• Instructions to follow:
Your task is to copy the material exactly.

• Extracted records:
━━━━
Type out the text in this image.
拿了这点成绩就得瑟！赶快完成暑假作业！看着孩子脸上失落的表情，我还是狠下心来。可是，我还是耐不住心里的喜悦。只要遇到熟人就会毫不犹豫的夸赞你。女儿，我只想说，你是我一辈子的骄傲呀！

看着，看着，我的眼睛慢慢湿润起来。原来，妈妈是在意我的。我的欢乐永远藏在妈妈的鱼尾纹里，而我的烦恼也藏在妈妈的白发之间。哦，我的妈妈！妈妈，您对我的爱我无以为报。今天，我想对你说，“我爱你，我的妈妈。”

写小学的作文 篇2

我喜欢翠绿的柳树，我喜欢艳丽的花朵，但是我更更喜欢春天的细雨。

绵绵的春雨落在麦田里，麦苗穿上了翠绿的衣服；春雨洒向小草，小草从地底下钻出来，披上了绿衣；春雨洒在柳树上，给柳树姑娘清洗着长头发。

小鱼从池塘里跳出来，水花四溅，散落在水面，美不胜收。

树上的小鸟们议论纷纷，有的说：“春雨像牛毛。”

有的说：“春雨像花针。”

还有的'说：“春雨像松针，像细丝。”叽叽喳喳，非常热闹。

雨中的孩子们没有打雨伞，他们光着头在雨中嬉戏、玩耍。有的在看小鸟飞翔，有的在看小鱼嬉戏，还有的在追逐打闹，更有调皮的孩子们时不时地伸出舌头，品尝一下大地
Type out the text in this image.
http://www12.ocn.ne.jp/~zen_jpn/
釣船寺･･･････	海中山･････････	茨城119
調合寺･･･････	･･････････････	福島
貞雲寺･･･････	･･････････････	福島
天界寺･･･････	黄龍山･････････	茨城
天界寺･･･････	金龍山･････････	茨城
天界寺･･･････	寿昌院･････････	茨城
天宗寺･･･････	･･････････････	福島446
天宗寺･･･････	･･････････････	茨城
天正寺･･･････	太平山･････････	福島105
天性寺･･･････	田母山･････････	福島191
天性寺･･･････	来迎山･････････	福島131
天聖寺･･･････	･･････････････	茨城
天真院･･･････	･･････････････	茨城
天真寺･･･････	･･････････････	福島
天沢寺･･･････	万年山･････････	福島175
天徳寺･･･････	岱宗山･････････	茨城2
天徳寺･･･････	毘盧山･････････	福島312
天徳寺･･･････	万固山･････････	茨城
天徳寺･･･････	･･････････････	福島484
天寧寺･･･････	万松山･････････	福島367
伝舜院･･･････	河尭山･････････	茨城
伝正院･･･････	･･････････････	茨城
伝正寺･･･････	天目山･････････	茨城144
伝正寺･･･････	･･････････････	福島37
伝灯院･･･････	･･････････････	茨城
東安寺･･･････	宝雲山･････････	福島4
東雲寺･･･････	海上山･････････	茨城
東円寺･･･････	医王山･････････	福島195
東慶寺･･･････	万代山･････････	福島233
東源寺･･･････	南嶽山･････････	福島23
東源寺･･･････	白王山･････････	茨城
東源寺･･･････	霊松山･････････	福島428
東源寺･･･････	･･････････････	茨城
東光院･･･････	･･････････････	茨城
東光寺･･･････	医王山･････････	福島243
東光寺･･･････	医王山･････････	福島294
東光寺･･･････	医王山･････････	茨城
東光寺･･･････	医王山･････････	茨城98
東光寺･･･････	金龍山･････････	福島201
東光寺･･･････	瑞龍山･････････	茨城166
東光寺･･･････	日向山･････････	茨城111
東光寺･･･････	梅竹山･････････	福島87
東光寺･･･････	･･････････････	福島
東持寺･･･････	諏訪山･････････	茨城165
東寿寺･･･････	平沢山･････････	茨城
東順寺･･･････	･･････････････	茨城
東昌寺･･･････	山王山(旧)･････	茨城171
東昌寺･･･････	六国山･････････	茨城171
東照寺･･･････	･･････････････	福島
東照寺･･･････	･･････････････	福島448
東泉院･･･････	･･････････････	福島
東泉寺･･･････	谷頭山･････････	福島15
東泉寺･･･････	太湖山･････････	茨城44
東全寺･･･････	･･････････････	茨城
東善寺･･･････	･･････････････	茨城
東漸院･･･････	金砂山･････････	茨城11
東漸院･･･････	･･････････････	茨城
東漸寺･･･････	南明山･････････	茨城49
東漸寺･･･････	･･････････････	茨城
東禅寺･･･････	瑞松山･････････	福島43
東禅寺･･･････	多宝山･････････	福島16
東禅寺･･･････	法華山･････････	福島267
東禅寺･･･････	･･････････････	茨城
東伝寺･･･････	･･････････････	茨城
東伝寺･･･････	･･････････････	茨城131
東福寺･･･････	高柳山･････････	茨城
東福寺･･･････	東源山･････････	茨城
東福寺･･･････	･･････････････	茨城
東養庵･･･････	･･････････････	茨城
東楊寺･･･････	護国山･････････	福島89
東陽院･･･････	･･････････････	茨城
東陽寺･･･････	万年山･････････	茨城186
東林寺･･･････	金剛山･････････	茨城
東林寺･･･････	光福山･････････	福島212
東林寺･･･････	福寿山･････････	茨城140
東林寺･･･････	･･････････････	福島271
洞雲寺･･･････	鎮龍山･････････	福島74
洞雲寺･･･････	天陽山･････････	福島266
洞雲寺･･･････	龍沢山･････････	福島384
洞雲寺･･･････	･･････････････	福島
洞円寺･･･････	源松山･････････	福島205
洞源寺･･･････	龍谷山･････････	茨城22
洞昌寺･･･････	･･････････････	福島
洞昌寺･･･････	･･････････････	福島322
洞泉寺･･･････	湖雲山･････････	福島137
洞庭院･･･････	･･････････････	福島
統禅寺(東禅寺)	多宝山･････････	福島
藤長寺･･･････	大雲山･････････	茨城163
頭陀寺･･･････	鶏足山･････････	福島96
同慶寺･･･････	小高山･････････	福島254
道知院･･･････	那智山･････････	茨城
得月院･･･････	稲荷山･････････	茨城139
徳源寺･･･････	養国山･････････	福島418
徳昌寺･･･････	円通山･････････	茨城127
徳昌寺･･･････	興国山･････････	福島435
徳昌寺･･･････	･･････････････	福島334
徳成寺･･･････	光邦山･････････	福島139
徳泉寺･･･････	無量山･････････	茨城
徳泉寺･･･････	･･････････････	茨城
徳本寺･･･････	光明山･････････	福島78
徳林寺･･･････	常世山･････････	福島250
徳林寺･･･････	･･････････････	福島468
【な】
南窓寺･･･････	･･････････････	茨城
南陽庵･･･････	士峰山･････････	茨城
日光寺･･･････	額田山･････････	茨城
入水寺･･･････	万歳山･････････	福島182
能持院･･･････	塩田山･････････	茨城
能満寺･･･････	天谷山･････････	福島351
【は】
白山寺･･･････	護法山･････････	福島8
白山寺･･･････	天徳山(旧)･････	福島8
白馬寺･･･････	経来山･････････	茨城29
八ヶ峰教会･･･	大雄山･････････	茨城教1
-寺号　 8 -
━━━━
• Correct response:
Type out the text in this image.
拿了这点成绩就得瑟！赶快完成暑假作业！看着孩子脸上失落的表情，我还是狠下心来。可是，我还是耐不住心里的喜悦。只要遇到熟人就会毫不犹豫的夸赞你。女儿，我只想说，你是我一辈子的骄傲呀！

看着，看着，我的眼睛慢慢湿润起来。原来，妈妈是在意我的。我的欢乐永远藏在妈妈的鱼尾纹里，而我的烦恼也藏在妈妈的白发之间。哦，我的妈妈！妈妈，您对我的爱我无以为报。今天，我想对你说，“我爱你，我的妈妈。”

写小学的作文 篇2

我喜欢翠绿的柳树，我喜欢艳丽的花朵，但是我更更喜欢春天的细雨。

绵绵的春雨落在麦田里，麦苗穿上了翠绿的衣服；春雨洒向小草，小草从地底下钻出来，披上了绿衣；春雨洒在柳树上，给柳树姑娘清洗着长头发。

小鱼从池塘里跳出来，水花四溅，散落在水面，美不胜收。

树上的小鸟们议论纷纷，有的说：“春雨像牛毛。”

有的说：“春雨像花针。”

还有的'说：“春雨像松针，像细丝。”叽叽喳喳，非常热闹。

雨中的孩子们没有打雨伞，他们光着头在雨中嬉戏、玩耍。有的在看小鸟飞翔，有的在看小鱼嬉戏，还有的在追逐打闹，更有调皮的孩子们时不时地伸出舌头，品尝一下大地
Type out the text in this image.
http://www12.ocn.ne.jp/~zen_jpn/
釣船寺･･･････	海中山･････････	茨城119
調合寺･･･････	･･････････････	福島
貞雲寺･･･････	･･････････････	福島
天界寺･･･････	黄龍山･････････	茨城
天界寺･･･････	金龍山･････････	茨城
天界寺･･･････	寿昌院･････････	茨城
天宗寺･･･････	･･････････････	福島446
天宗寺･･･････	･･････････････	茨城
天正寺･･･････	太平山･････････	福島105
天性寺･･･････	田母山･････････	福島191
天性寺･･･････	来迎山･････････	福島131
天聖寺･･･････	･･････････････	茨城
天真院･･･････	･･････････････	茨城
天真寺･･･････	･･････････････	福島
天沢寺･･･････	万年山･････････	福島175
天徳寺･･･････	岱宗山･････････	茨城2
天徳寺･･･････	毘盧山･････････	福島312
天徳寺･･･････	万固山･････････	茨城
天徳寺･･･････	･･････････････	福島484
天寧寺･･･････	万松山･････････	福島367
伝舜院･･･････	河尭山･････････	茨城
伝正院･･･････	･･････････････	茨城
伝正寺･･･････	天目山･････････	茨城144
伝正寺･･･････	･･････････････	福島37
伝灯院･･･････	･･････････････	茨城
東安寺･･･････	宝雲山･････････	福島4
東雲寺･･･････	海上山･････････	茨城
東円寺･･･････	医王山･････････	福島195
東慶寺･･･････	万代山･････････	福島233
東源寺･･･････	南嶽山･････････	福島23
東源寺･･･････	白王山･････････	茨城
東源寺･･･････	霊松山･････････	福島428
東源寺･･･････	･･････････････	茨城
東光院･･･････	･･････････････	茨城
東光寺･･･････	医王山･････････	福島243
東光寺･･･････	医王山･････････	福島294
東光寺･･･････	医王山･････････	茨城
東光寺･･･････	医王山･････････	茨城98
東光寺･･･････	金龍山･････････	福島201
東光寺･･･････	瑞龍山･････････	茨城166
東光寺･･･････	日向山･････････	茨城111
東光寺･･･････	梅竹山･････････	福島87
東光寺･･･････	･･････････････	福島
東持寺･･･････	諏訪山･････････	茨城165
東寿寺･･･････	平沢山･････････	茨城
東順寺･･･････	･･････････････	茨城
東昌寺･･･････	山王山(旧)･････	茨城171
東昌寺･･･････	六国山･････････	茨城171
東照寺･･･････	･･････････････	福島
東照寺･･･････	･･････････････	福島448
東泉院･･･････	･･････････････	福島
東泉寺･･･････	谷頭山･････････	福島15
東泉寺･･･････	太湖山･････････	茨城44
東全寺･･･････	･･････････････	茨城
東善寺･･･････	･･････････････	茨城
東漸院･･･････	金砂山･････････	茨城11
東漸院･･･････	･･････････････	茨城
東漸寺･･･････	南明山･････････	茨城49
東漸寺･･･････	･･････････････	茨城
東禅寺･･･････	瑞松山･････････	福島43
東禅寺･･･････	多宝山･････････	福島16
東禅寺･･･････	法華山･････････	福島267
東禅寺･･･････	･･････････････	茨城
東伝寺･･･････	･･････････････	茨城
東伝寺･･･････	･･････････････	茨城131
東福寺･･･････	高柳山･････････	茨城
東福寺･･･････	東源山･････････	茨城
東福寺･･･････	･･････････････	茨城
東養庵･･･････	･･････････････	茨城
東楊寺･･･････	護国山･････････	福島89
東陽院･･･････	･･････････････	茨城
東陽寺･･･････	万年山･････････	茨城186
東林寺･･･････	金剛山･････････	茨城
東林寺･･･････	光福山･････････	福島212
東林寺･･･････	福寿山･････････	茨城140
東林寺･･･････	･･････････････	福島271
洞雲寺･･･････	鎮龍山･････････	福島74
洞雲寺･･･････	天陽山･････････	福島266
洞雲寺･･･････	龍沢山･････････	福島384
洞雲寺･･･････	･･････････････	福島
洞円寺･･･････	源松山･････････	福島205
洞源寺･･･････	龍谷山･････････	茨城22
洞昌寺･･･････	･･････････････	福島
洞昌寺･･･････	･･････････････	福島322
洞泉寺･･･････	湖雲山･････････	福島137
洞庭院･･･････	･･････････････	福島
統禅寺(東禅寺)	多宝山･････････	福島
藤長寺･･･････	大雲山･････････	茨城163
頭陀寺･･･････	鶏足山･････････	福島96
同慶寺･･･････	小高山･････････	福島254
道知院･･･････	那智山･････････	茨城
得月院･･･････	稲荷山･････････	茨城139
徳源寺･･･････	養国山･････････	福島418
徳昌寺･･･････	円通山･････････	茨城127
徳昌寺･･･････	興国山･････････	福島435
徳昌寺･･･････	･･････････････	福島334
徳成寺･･･････	光邦山･････････	福島139
徳泉寺･･･････	無量山･････････	茨城
徳泉寺･･･････	･･････････････	茨城
徳本寺･･･････	光明山･････････	福島78
徳林寺･･･････	常世山･････････	福島250
徳林寺･･･････	･･････････････	福島468
【な】
南窓寺･･･････	･･････････････	茨城
南陽庵･･･････	士峰山･････････	茨城
日光寺･･･････	額田山･････････	茨城
入水寺･･･････	万歳山･････････	福島182
能持院･･･････	塩田山･････････	茨城
能満寺･･･････	天谷山･････････	福島351
【は】
白山寺･･･････	護法山･････････	福島8
白山寺･･･････	天徳山(旧)･････	福島8
白馬寺･･･････	経来山･････････	茨城29
八ヶ峰教会･･･	大雄山･････････	茨城教1
-寺号　 8 -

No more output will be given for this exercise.